▸ PROBLEM TO SOLVE: Repeat the lines that follow, leaving nothing out.

▸ STORED RECORDS:
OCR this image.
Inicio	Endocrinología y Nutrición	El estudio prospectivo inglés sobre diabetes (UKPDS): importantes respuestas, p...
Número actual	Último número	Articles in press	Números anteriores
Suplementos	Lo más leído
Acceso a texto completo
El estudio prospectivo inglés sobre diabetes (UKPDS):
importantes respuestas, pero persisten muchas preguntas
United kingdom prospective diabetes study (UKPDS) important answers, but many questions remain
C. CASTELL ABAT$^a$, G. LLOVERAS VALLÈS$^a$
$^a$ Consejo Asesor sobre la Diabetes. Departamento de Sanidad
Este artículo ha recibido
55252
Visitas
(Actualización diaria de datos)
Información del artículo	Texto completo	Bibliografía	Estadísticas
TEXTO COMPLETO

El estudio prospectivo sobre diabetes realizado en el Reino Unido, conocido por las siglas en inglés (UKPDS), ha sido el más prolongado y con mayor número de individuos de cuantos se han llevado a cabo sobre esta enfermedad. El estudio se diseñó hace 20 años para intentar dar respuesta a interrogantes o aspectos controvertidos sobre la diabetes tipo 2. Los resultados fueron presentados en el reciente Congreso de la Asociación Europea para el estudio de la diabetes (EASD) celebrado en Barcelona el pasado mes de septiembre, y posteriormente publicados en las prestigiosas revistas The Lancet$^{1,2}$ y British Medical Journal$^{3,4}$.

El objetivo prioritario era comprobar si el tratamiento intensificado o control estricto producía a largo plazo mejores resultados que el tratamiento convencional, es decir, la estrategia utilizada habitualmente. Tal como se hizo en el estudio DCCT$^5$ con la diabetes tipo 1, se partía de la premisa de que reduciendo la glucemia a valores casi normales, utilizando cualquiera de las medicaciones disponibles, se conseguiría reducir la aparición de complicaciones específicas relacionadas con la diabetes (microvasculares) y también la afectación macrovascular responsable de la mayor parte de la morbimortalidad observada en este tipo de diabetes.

▸ ANSWER TO THIS TASK:
OCR this image.
Inicio	Endocrinología y Nutrición	El estudio prospectivo inglés sobre diabetes (UKPDS): importantes respuestas, p...
Número actual	Último número	Articles in press	Números anteriores
Suplementos	Lo más leído
Acceso a texto completo
El estudio prospectivo inglés sobre diabetes (UKPDS):
importantes respuestas, pero persisten muchas preguntas
United kingdom prospective diabetes study (UKPDS) important answers, but many questions remain
C. CASTELL ABAT$^a$, G. LLOVERAS VALLÈS$^a$
$^a$ Consejo Asesor sobre la Diabetes. Departamento de Sanidad
Este artículo ha recibido
55252
Visitas
(Actualización diaria de datos)
Información del artículo	Texto completo	Bibliografía	Estadísticas
TEXTO COMPLETO

El estudio prospectivo sobre diabetes realizado en el Reino Unido, conocido por las siglas en inglés (UKPDS), ha sido el más prolongado y con mayor número de individuos de cuantos se han llevado a cabo sobre esta enfermedad. El estudio se diseñó hace 20 años para intentar dar respuesta a interrogantes o aspectos controvertidos sobre la diabetes tipo 2. Los resultados fueron presentados en el reciente Congreso de la Asociación Europea para el estudio de la diabetes (EASD) celebrado en Barcelona el pasado mes de septiembre, y posteriormente publicados en las prestigiosas revistas The Lancet$^{1,2}$ y British Medical Journal$^{3,4}$.

El objetivo prioritario era comprobar si el tratamiento intensificado o control estricto producía a largo plazo mejores resultados que el tratamiento convencional, es decir, la estrategia utilizada habitualmente. Tal como se hizo en el estudio DCCT$^5$ con la diabetes tipo 1, se partía de la premisa de que reduciendo la glucemia a valores casi normales, utilizando cualquiera de las medicaciones disponibles, se conseguiría reducir la aparición de complicaciones específicas relacionadas con la diabetes (microvasculares) y también la afectación macrovascular responsable de la mayor parte de la morbimortalidad observada en este tipo de diabetes.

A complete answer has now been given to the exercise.